## BEGIN Material to process
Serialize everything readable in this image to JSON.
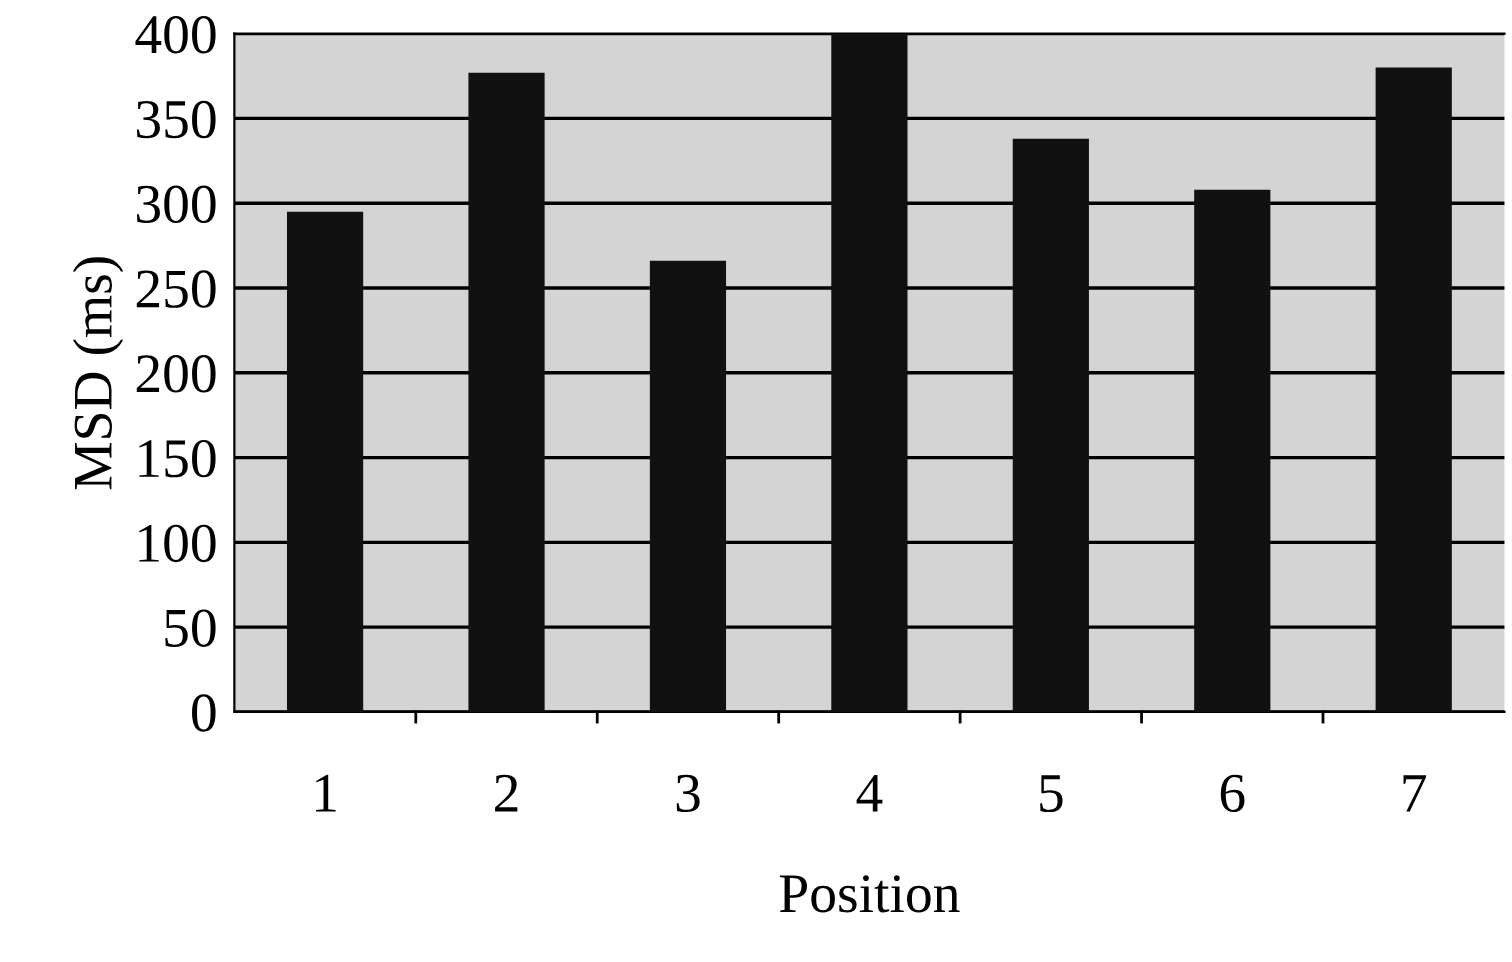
{
  "chart_data": {
    "type": "bar",
    "xlabel": "Position",
    "ylabel": "MSD (ms)",
    "categories": [
      "1",
      "2",
      "3",
      "4",
      "5",
      "6",
      "7"
    ],
    "values": [
      295,
      377,
      266,
      400,
      338,
      308,
      380
    ],
    "color": "#111111",
    "ylim": [
      0,
      400
    ],
    "yticks": [
      0,
      50,
      100,
      150,
      200,
      250,
      300,
      350,
      400
    ],
    "grid": "y"
  }
}
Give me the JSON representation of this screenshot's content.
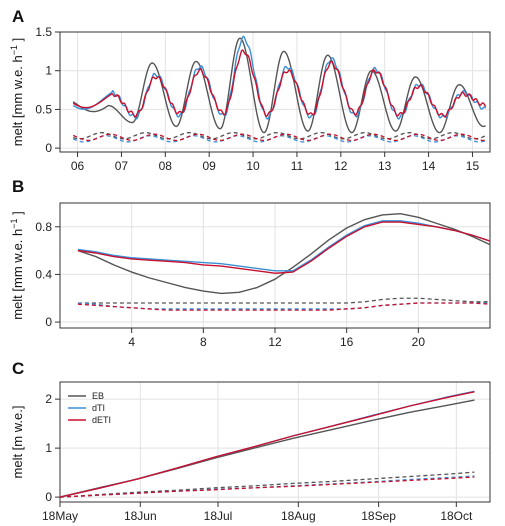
## END Material to process
**Task to carry out**
Transcribe the full listing above exactly as it stands, minus the pictures.

**Result of this task**
Serialize everything readable in this image to JSON.
{
  "chart_data": {
    "type": "bar",
    "xlabel": "Position",
    "ylabel": "MSD (ms)",
    "categories": [
      "1",
      "2",
      "3",
      "4",
      "5",
      "6",
      "7"
    ],
    "values": [
      295,
      377,
      266,
      400,
      338,
      308,
      380
    ],
    "color": "#111111",
    "ylim": [
      0,
      400
    ],
    "yticks": [
      0,
      50,
      100,
      150,
      200,
      250,
      300,
      350,
      400
    ],
    "grid": "y"
  }
}
Give me the JSON representation of this screenshot's content.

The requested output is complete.